» **GIVEN INSTRUCTION A**:
Answer these questions about the blog post, one per line:
(i) Which exam did the writer pass?
(ii) For how long did the writer study for it?
(iii) What drink is sitting with the writer after the exam?

Ya’ll!! The day is here and my exam is OVER. I passed!!!!! So, I’m blogging today as more of an update, and less as an informational post. I made notes all over my study guide as soon as I got home, so I’ll get you a more detailed post about how to study and prepare to take your NASM exam. But for now, I’m going to rest in knowing all of that hard work paid off. I have a massive headache and a venti dark roast sitting with me and I plan to hit the couch in a few to decompress.
I was so nervous about this exam. I hate tests. Hate them. I’m terrible at them. Terrible. I have failed big tests even when I feel over-prepared so to say I was psyching myself out is a major understatement. So, I aired on the side of caution and studied for six months like a maniac. Just to be safe. And even then, I doubted if I’d done enough.

» **RECORDED INFORMATION**:
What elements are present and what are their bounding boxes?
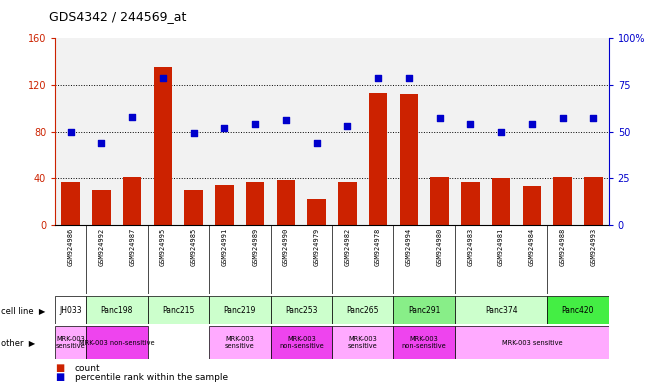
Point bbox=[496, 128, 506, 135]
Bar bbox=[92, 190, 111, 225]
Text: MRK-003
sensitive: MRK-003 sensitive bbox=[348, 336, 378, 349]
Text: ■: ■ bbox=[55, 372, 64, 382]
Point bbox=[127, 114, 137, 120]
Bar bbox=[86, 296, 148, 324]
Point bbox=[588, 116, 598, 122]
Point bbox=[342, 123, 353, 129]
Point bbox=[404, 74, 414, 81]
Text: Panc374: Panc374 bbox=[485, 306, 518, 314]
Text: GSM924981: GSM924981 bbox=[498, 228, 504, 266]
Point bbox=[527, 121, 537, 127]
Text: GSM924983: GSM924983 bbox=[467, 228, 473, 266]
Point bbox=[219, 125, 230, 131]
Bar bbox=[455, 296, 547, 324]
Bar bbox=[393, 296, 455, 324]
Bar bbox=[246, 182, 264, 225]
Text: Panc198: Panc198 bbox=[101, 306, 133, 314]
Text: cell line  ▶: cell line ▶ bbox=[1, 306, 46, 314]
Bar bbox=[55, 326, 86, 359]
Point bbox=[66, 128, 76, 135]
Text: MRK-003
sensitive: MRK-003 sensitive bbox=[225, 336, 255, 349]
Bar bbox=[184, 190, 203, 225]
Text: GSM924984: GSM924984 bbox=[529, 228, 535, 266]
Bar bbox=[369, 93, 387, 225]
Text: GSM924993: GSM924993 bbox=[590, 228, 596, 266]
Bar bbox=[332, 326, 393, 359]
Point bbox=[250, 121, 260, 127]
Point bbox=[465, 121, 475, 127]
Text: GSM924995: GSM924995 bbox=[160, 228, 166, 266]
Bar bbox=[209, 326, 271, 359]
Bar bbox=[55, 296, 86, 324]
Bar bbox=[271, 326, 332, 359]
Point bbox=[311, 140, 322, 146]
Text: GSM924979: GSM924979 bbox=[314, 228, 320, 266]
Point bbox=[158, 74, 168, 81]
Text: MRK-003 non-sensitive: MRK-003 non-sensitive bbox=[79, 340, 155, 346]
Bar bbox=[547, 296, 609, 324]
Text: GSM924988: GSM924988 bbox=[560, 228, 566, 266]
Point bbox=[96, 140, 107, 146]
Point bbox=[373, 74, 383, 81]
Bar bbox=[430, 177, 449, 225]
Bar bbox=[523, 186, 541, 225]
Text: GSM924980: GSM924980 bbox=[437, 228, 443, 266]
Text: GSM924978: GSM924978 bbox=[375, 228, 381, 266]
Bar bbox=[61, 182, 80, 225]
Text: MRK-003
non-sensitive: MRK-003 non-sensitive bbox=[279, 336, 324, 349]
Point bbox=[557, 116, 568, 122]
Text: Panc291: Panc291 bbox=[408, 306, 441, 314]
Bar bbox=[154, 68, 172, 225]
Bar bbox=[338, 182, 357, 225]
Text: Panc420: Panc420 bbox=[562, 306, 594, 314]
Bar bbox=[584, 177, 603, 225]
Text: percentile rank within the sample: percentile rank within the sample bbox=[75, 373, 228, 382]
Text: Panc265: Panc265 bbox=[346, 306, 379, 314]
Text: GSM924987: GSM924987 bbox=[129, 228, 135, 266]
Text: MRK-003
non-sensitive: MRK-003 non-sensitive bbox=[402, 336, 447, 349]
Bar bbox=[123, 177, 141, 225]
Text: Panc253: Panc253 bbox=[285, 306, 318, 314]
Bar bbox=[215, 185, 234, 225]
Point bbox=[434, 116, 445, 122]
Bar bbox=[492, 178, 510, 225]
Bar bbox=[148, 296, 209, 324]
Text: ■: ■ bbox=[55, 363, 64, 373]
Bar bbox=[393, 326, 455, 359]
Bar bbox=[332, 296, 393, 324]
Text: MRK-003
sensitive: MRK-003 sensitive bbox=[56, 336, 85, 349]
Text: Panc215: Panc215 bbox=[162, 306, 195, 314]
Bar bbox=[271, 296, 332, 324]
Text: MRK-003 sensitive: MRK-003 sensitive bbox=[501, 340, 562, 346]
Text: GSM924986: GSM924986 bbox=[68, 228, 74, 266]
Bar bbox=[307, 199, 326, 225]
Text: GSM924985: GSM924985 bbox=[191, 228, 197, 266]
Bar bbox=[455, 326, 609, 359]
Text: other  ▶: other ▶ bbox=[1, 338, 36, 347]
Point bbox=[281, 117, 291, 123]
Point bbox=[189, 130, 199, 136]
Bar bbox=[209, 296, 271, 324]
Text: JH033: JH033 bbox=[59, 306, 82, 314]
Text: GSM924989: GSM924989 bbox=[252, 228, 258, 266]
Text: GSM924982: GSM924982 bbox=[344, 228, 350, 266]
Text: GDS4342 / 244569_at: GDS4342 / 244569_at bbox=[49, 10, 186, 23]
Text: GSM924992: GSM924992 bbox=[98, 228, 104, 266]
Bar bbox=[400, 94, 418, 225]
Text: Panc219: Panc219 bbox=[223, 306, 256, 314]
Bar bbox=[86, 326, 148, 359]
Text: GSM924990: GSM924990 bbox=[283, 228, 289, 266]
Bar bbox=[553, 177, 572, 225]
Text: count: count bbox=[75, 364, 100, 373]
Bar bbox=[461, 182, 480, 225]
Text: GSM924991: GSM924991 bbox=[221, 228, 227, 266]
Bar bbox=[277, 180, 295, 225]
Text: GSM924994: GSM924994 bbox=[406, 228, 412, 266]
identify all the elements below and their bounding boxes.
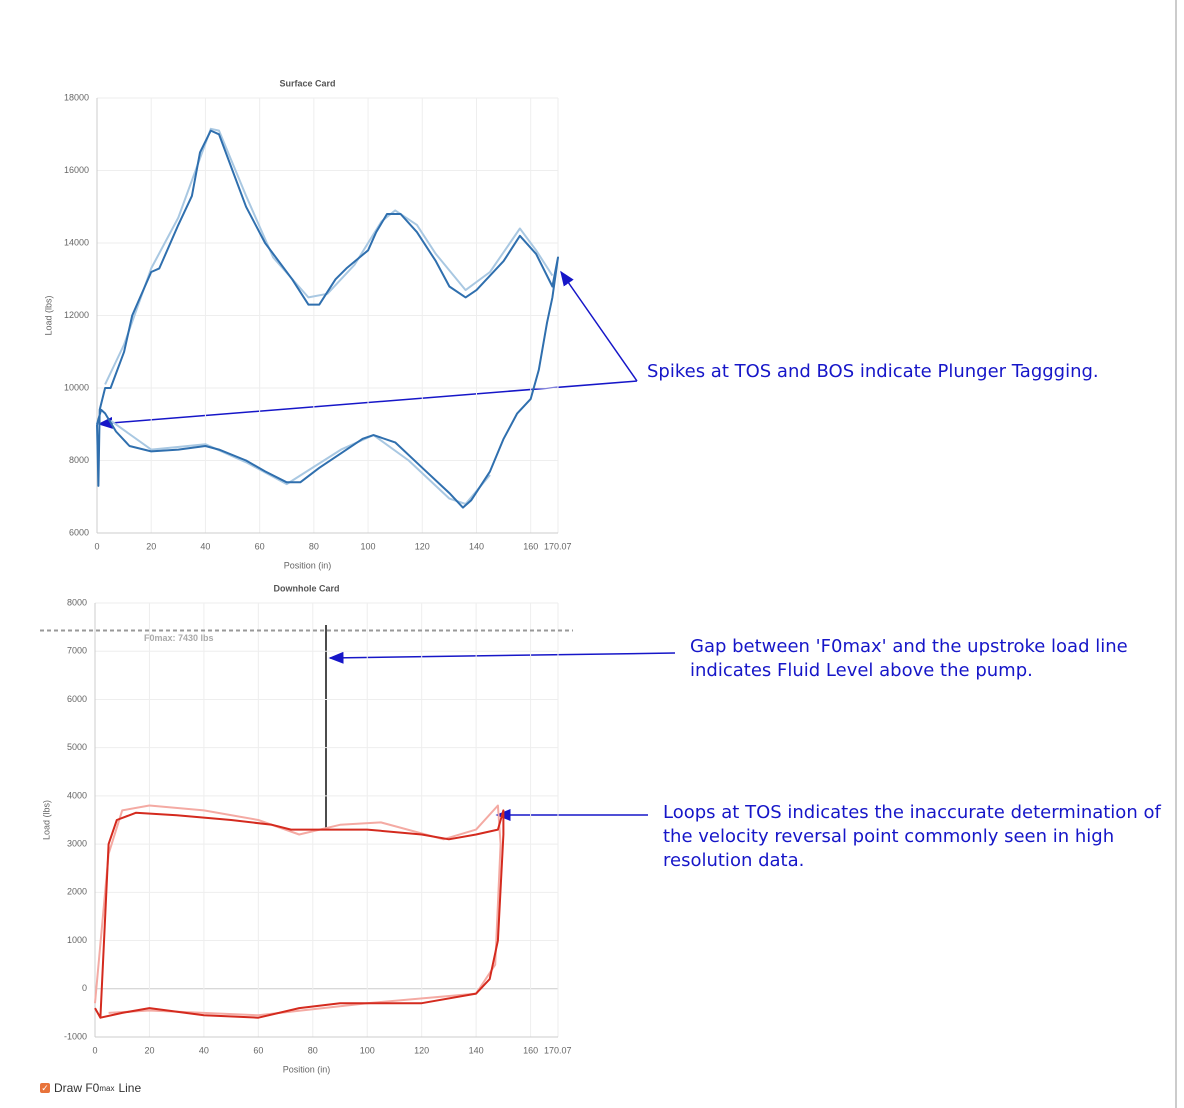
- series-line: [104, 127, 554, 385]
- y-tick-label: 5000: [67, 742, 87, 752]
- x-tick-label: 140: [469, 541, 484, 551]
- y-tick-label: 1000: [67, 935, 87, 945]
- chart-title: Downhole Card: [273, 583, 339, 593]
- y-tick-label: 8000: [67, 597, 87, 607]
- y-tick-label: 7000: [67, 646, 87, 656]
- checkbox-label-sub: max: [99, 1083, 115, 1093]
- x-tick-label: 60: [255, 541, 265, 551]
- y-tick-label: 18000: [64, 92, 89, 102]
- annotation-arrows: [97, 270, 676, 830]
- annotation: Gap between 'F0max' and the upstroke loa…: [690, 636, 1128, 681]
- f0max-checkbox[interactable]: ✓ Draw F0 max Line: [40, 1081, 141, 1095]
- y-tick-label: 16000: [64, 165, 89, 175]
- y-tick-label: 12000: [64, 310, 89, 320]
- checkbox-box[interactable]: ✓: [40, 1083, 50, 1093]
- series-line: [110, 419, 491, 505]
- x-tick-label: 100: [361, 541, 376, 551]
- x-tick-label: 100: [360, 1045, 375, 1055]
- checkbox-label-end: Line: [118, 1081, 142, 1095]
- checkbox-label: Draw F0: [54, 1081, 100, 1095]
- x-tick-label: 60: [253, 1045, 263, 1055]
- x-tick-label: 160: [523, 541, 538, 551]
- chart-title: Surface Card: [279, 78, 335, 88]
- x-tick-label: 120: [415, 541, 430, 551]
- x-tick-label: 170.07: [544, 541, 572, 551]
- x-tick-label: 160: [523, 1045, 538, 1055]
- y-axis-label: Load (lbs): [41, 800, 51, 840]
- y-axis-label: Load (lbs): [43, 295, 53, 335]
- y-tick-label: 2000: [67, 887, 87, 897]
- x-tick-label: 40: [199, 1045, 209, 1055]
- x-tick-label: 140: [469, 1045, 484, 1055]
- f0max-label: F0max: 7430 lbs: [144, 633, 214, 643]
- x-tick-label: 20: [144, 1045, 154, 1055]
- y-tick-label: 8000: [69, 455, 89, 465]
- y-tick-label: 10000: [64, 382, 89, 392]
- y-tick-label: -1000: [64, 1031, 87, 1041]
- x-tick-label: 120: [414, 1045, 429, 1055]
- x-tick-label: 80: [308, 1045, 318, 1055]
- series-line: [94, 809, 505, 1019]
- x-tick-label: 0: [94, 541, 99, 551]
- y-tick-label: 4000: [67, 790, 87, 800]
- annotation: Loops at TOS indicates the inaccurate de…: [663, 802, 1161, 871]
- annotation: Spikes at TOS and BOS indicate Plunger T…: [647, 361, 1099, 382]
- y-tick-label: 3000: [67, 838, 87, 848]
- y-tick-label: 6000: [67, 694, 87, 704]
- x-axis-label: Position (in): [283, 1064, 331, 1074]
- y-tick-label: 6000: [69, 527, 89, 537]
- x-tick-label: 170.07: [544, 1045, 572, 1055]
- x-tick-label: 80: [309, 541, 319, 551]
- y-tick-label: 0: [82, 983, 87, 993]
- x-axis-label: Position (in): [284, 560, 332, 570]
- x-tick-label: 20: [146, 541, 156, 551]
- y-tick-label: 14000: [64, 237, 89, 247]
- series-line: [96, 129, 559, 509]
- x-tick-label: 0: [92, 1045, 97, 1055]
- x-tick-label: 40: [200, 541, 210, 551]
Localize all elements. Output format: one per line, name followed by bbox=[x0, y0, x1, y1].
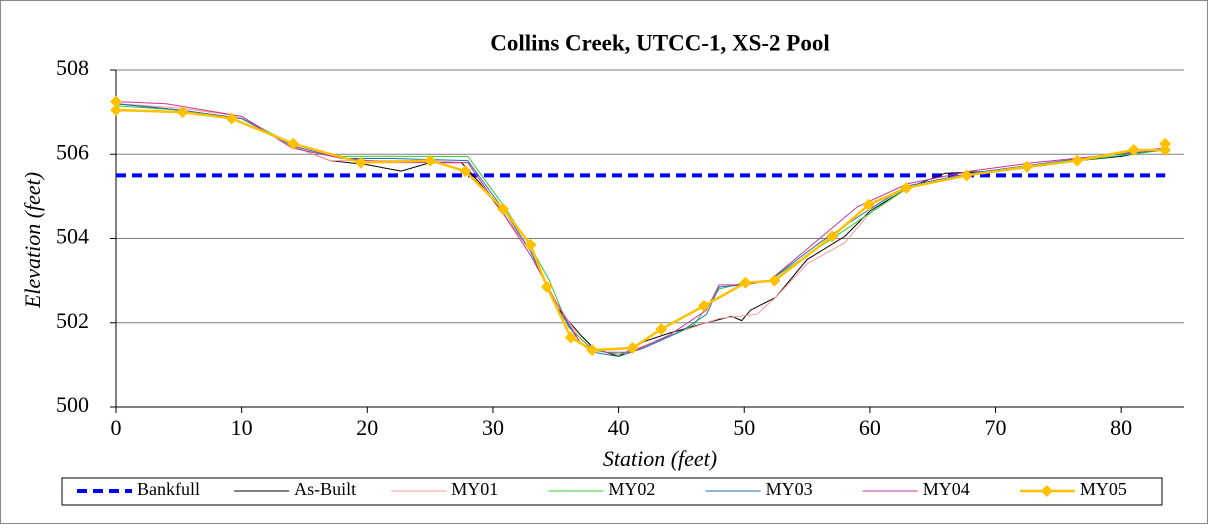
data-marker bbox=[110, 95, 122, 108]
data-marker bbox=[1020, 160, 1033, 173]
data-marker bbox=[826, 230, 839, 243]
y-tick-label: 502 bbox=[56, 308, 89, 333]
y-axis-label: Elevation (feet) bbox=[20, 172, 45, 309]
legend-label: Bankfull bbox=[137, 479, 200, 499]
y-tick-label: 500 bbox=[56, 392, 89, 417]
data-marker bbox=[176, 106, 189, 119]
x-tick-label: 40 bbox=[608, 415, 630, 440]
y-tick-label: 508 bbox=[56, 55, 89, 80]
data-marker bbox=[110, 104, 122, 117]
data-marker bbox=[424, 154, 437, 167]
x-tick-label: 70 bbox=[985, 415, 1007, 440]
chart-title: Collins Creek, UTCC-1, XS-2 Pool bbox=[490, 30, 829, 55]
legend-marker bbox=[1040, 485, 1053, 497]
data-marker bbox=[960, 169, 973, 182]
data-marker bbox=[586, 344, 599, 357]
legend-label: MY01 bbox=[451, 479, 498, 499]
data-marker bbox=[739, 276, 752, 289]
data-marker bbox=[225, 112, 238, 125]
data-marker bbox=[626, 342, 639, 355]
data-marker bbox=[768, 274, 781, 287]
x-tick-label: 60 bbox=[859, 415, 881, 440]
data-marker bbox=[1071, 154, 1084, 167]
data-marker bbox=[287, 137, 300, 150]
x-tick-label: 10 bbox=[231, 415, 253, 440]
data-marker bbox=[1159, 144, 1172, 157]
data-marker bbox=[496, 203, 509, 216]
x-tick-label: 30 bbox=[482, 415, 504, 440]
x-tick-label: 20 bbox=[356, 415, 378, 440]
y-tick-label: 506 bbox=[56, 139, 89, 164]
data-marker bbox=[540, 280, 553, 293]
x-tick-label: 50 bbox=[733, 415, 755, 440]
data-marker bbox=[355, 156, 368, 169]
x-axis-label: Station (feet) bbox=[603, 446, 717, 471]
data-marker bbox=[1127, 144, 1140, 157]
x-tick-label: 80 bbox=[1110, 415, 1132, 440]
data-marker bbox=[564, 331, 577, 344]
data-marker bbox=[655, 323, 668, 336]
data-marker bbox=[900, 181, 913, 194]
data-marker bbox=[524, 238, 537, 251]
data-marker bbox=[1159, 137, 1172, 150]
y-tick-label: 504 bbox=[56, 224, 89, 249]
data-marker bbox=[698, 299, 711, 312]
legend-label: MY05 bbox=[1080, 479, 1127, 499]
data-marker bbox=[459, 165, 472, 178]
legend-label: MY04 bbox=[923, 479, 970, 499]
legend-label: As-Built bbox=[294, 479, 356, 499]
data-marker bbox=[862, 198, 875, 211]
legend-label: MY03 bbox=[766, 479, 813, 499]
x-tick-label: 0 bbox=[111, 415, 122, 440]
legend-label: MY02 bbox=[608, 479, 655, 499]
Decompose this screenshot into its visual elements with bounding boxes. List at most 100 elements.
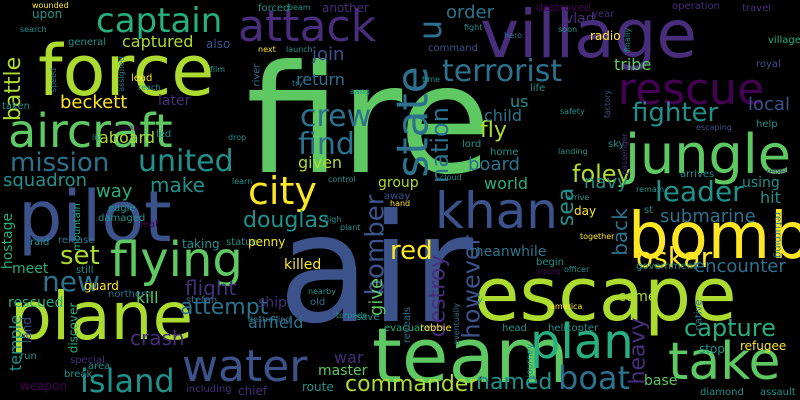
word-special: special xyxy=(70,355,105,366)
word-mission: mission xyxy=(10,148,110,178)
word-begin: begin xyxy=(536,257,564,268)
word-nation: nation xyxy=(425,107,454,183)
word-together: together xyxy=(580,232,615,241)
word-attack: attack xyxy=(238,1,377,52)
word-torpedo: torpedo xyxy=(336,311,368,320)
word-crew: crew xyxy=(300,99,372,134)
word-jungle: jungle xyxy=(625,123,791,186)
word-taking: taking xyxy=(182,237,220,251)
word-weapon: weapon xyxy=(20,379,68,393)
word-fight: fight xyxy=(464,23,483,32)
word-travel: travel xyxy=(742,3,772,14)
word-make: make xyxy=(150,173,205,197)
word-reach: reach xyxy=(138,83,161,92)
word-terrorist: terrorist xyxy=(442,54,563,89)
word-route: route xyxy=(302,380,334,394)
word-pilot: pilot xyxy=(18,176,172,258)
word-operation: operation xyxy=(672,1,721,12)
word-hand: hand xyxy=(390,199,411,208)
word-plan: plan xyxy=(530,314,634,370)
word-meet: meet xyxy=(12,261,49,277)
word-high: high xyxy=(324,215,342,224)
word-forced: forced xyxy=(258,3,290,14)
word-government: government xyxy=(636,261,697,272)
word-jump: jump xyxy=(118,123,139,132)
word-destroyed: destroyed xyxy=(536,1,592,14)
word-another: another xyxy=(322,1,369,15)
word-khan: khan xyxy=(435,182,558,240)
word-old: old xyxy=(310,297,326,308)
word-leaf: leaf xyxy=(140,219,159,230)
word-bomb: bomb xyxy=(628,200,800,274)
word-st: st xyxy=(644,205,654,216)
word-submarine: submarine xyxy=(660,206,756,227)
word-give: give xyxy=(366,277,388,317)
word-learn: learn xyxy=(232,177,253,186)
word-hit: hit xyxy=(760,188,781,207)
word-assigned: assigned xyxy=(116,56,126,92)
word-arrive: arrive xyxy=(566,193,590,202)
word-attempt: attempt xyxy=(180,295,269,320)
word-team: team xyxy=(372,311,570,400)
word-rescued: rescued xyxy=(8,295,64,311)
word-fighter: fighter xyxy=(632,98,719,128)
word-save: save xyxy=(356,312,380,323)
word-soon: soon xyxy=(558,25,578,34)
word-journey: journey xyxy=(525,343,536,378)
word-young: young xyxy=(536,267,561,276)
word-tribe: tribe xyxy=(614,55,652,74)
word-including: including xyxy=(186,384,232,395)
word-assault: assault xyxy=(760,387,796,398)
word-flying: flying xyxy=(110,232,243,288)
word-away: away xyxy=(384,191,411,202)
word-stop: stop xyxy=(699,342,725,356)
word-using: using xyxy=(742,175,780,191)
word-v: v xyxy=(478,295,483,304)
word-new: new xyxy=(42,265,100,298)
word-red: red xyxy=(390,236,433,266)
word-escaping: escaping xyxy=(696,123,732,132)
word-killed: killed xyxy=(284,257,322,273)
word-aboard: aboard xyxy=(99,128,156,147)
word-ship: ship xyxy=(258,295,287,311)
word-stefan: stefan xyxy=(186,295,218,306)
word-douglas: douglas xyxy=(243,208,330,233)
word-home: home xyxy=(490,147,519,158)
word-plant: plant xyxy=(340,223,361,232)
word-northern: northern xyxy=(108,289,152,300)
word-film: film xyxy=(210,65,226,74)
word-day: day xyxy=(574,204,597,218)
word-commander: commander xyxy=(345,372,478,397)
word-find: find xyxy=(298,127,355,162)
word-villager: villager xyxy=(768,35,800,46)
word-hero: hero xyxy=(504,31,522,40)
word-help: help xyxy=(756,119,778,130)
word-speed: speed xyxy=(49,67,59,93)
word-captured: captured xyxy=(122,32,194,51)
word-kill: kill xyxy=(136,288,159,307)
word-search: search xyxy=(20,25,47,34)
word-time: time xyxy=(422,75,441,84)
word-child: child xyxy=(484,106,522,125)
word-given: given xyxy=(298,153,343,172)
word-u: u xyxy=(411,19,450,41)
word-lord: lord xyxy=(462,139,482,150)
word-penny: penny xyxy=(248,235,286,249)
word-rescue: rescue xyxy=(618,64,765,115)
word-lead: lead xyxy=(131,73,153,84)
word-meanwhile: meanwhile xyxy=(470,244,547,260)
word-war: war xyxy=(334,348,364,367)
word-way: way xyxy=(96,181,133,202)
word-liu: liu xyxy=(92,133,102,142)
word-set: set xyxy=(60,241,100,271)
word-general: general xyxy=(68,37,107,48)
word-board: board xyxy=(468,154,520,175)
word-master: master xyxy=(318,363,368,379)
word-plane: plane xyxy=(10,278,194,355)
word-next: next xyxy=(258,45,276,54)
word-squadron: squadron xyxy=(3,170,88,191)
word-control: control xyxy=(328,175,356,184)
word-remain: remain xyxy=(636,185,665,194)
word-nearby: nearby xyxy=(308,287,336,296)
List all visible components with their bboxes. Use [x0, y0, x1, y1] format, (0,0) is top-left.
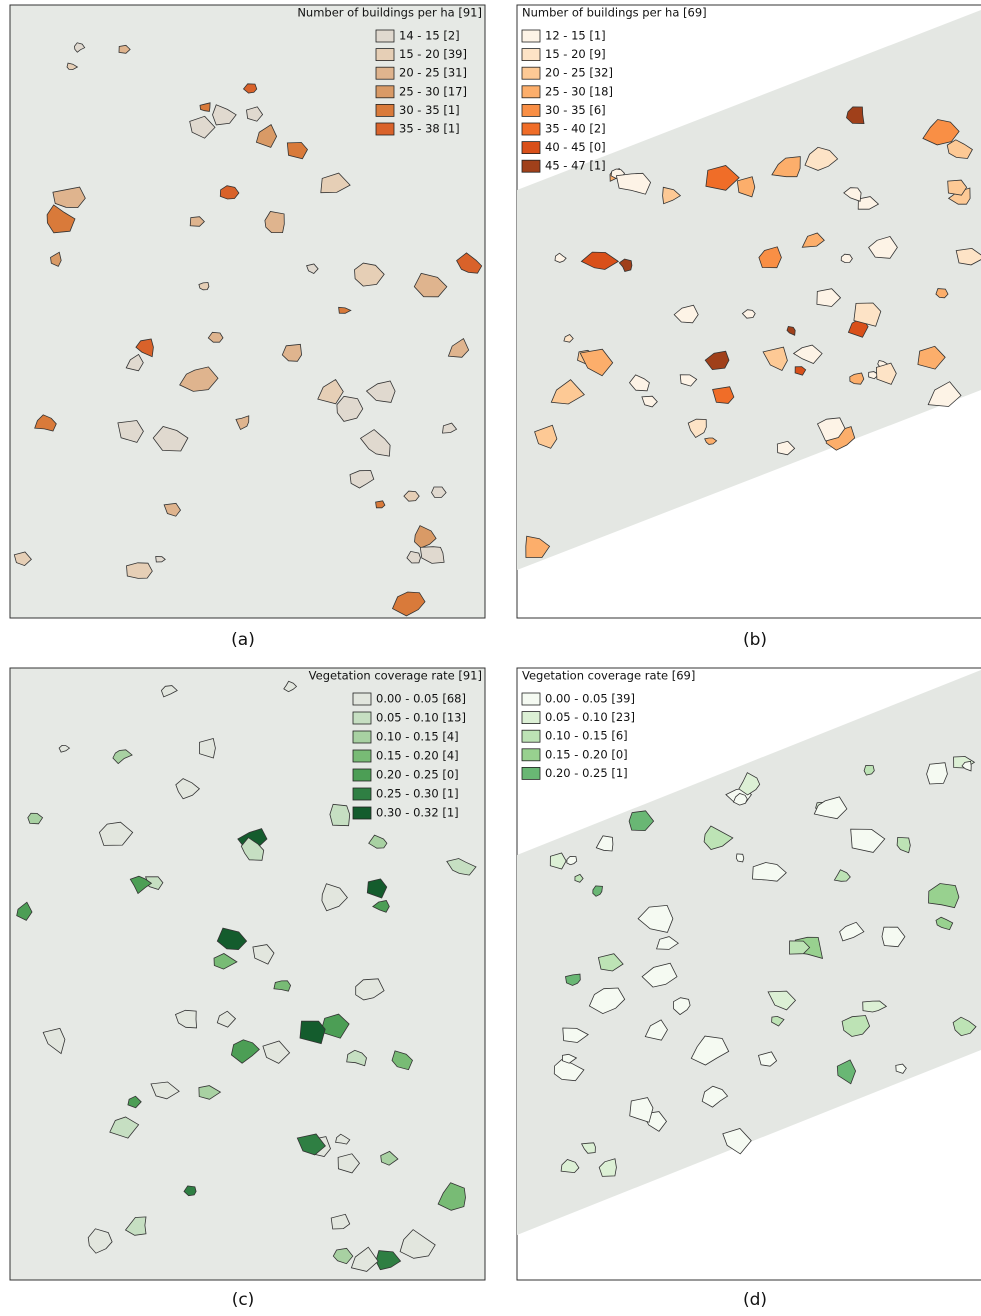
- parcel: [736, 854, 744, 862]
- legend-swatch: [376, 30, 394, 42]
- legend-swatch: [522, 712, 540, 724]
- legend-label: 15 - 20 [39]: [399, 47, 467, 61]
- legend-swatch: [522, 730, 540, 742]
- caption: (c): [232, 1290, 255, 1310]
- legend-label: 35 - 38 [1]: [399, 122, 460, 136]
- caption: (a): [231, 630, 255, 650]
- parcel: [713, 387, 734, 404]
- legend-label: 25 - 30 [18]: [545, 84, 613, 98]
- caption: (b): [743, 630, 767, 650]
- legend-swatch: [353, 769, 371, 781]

» **GIVEN INSTRUCTION B**:
Please repeat the entries from the line holding "- parcel: [736, 854, 744, 862]" through the end of the entries, inclusive.

» **WRITTEN ANSWER A**:
(i) The NASM exam.
(ii) Six months.
(iii) A venti dark roast.

» **WRITTEN ANSWER B**:
- parcel: [736, 854, 744, 862]
- legend-swatch: [376, 30, 394, 42]
- legend-swatch: [522, 712, 540, 724]
- legend-label: 15 - 20 [39]: [399, 47, 467, 61]
- legend-swatch: [522, 730, 540, 742]
- caption: (c): [232, 1290, 255, 1310]
- legend-label: 35 - 38 [1]: [399, 122, 460, 136]
- caption: (a): [231, 630, 255, 650]
- parcel: [713, 387, 734, 404]
- legend-label: 25 - 30 [18]: [545, 84, 613, 98]
- caption: (b): [743, 630, 767, 650]
- legend-swatch: [353, 769, 371, 781]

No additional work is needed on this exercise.